_TO BE DONE_
Gather each line containing the string "title" from these entries.

_THE RECORDS_

■ ■ ■ ■ ■

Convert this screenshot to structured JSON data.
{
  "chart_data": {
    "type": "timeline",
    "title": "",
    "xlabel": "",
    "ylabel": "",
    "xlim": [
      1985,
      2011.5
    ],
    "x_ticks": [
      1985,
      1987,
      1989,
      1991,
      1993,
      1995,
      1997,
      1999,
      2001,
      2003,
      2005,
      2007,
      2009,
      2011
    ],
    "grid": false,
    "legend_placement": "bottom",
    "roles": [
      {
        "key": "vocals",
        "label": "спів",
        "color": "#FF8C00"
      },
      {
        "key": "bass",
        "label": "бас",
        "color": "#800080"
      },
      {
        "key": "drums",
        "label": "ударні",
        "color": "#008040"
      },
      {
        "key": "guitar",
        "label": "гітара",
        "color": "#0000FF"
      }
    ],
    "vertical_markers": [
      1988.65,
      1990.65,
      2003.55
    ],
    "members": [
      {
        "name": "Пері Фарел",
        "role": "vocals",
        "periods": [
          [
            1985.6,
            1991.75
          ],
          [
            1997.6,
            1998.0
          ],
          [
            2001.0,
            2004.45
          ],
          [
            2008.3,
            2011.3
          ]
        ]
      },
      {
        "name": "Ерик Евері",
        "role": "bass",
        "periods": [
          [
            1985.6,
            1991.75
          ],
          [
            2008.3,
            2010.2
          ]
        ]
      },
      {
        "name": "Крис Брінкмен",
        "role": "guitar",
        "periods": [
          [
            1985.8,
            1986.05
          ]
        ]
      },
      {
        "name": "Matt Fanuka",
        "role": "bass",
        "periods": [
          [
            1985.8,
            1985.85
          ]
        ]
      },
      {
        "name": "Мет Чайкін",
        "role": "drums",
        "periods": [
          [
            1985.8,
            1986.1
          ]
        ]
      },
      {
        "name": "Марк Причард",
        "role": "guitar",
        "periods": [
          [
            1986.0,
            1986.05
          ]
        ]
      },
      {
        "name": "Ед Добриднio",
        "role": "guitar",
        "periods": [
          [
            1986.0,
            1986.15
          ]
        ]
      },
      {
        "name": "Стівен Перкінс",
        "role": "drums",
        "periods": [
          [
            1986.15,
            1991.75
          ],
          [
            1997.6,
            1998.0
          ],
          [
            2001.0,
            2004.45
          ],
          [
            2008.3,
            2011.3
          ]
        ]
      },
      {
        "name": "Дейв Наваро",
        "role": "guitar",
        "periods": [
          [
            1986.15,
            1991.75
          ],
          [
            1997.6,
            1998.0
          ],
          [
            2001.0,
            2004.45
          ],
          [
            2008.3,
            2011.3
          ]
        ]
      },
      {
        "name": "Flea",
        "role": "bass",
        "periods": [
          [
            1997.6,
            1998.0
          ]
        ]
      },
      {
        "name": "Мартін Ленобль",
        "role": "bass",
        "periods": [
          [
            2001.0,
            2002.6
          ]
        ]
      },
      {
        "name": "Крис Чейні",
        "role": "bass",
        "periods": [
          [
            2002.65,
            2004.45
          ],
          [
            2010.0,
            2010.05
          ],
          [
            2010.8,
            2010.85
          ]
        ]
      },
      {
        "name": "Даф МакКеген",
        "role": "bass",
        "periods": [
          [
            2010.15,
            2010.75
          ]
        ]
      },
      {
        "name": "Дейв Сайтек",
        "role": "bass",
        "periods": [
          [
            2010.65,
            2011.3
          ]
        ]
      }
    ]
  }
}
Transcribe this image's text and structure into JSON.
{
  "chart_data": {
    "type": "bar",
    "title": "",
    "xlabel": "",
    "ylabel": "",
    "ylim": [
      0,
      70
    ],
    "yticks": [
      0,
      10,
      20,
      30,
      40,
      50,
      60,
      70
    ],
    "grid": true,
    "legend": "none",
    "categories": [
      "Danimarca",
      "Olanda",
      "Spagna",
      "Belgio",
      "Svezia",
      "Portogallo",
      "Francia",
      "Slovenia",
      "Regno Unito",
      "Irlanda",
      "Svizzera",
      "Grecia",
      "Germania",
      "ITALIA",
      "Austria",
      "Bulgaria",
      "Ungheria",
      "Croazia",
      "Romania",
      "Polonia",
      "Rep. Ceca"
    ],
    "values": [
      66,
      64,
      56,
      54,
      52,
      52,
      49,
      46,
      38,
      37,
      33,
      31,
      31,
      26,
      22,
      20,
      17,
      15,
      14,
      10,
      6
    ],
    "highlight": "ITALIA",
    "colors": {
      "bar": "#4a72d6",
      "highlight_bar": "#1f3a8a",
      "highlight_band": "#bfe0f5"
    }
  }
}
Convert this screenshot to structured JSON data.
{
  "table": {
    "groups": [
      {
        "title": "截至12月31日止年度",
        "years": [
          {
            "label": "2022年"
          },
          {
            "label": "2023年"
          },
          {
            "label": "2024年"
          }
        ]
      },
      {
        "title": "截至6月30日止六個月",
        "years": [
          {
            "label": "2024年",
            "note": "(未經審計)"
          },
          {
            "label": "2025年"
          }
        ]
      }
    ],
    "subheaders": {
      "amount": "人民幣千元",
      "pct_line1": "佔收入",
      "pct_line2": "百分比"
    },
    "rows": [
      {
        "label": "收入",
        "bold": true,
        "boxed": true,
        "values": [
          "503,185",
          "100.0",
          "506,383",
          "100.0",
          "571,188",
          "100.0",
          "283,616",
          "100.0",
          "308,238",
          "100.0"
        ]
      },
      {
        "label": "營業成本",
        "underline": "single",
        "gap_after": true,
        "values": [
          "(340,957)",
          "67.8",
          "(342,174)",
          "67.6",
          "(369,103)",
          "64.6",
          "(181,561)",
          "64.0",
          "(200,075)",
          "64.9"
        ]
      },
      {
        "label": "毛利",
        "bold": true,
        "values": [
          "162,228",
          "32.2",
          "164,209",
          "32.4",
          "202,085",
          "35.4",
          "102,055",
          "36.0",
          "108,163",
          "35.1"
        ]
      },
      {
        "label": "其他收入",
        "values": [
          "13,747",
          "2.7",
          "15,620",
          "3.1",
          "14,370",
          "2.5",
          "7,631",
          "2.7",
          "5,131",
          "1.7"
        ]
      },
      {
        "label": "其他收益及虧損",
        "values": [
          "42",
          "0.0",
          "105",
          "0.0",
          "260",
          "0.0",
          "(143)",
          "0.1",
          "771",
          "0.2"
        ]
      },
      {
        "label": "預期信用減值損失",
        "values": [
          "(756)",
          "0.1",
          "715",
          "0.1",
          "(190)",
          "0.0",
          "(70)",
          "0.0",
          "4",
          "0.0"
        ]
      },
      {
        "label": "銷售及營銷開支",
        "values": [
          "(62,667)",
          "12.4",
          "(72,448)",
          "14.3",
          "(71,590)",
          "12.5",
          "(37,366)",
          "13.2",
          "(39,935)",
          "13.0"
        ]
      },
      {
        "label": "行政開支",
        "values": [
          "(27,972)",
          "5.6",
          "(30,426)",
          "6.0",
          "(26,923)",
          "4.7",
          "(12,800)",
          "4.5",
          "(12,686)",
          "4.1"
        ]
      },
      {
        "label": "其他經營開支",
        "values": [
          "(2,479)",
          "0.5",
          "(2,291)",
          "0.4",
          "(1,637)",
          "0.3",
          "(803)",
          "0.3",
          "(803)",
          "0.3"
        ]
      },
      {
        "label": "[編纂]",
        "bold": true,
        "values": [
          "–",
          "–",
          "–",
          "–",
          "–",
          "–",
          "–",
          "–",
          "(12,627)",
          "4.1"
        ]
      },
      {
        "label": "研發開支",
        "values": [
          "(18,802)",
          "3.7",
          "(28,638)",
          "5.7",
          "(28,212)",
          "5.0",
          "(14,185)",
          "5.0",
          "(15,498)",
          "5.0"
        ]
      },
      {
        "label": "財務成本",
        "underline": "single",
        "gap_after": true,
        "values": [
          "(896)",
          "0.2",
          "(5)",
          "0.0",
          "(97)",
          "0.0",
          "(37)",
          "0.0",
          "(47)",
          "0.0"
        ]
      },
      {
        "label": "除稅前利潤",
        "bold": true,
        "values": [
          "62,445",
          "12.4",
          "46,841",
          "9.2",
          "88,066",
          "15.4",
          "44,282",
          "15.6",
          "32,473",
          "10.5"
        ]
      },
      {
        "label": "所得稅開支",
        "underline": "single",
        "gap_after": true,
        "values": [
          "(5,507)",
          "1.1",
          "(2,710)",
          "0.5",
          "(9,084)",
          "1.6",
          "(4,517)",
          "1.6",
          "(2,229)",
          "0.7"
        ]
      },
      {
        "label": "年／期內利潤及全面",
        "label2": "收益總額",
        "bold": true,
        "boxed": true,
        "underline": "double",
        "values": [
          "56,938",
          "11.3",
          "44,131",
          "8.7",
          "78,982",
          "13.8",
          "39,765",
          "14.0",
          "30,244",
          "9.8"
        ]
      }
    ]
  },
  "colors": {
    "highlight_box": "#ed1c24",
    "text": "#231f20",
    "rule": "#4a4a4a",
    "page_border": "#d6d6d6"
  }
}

■ ■ ■ ■ ■

_FINAL ANSWER_
    "title": "",
    "title": "",
        "title": "截至12月31日止年度",
        "title": "截至6月30日止六個月",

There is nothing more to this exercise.